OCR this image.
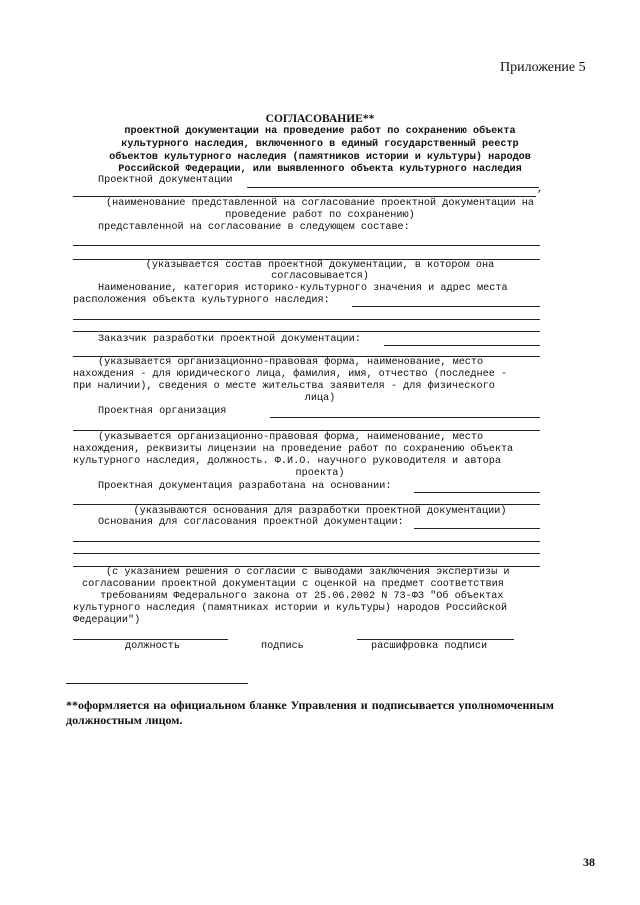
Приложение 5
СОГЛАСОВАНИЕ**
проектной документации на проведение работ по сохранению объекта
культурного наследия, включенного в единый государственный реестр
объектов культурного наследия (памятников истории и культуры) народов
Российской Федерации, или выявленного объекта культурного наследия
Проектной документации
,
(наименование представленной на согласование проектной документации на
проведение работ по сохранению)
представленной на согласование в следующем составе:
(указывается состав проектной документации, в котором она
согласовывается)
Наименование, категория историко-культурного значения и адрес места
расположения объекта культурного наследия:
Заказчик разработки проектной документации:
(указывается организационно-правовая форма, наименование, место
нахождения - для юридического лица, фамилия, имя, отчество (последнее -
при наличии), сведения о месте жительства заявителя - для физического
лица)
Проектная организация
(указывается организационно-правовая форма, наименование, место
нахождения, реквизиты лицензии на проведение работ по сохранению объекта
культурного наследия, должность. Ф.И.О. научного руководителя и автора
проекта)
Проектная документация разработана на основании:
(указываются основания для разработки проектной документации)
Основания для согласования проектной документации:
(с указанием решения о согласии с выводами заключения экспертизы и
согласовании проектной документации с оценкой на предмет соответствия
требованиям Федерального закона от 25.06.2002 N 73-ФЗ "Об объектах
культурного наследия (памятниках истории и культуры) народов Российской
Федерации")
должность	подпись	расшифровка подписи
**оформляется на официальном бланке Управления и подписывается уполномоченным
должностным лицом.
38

■ ■ ■ ■ ■

→ WHAT IS NEEDED
Return the full material word for word. Do not include the pictures.

→ EXERCISE ANSWER
OCR this image.
Приложение 5
СОГЛАСОВАНИЕ**
проектной документации на проведение работ по сохранению объекта
культурного наследия, включенного в единый государственный реестр
объектов культурного наследия (памятников истории и культуры) народов
Российской Федерации, или выявленного объекта культурного наследия
Проектной документации
,
(наименование представленной на согласование проектной документации на
проведение работ по сохранению)
представленной на согласование в следующем составе:
(указывается состав проектной документации, в котором она
согласовывается)
Наименование, категория историко-культурного значения и адрес места
расположения объекта культурного наследия:
Заказчик разработки проектной документации:
(указывается организационно-правовая форма, наименование, место
нахождения - для юридического лица, фамилия, имя, отчество (последнее -
при наличии), сведения о месте жительства заявителя - для физического
лица)
Проектная организация
(указывается организационно-правовая форма, наименование, место
нахождения, реквизиты лицензии на проведение работ по сохранению объекта
культурного наследия, должность. Ф.И.О. научного руководителя и автора
проекта)
Проектная документация разработана на основании:
(указываются основания для разработки проектной документации)
Основания для согласования проектной документации:
(с указанием решения о согласии с выводами заключения экспертизы и
согласовании проектной документации с оценкой на предмет соответствия
требованиям Федерального закона от 25.06.2002 N 73-ФЗ "Об объектах
культурного наследия (памятниках истории и культуры) народов Российской
Федерации")
должность	подпись	расшифровка подписи
**оформляется на официальном бланке Управления и подписывается уполномоченным
должностным лицом.
38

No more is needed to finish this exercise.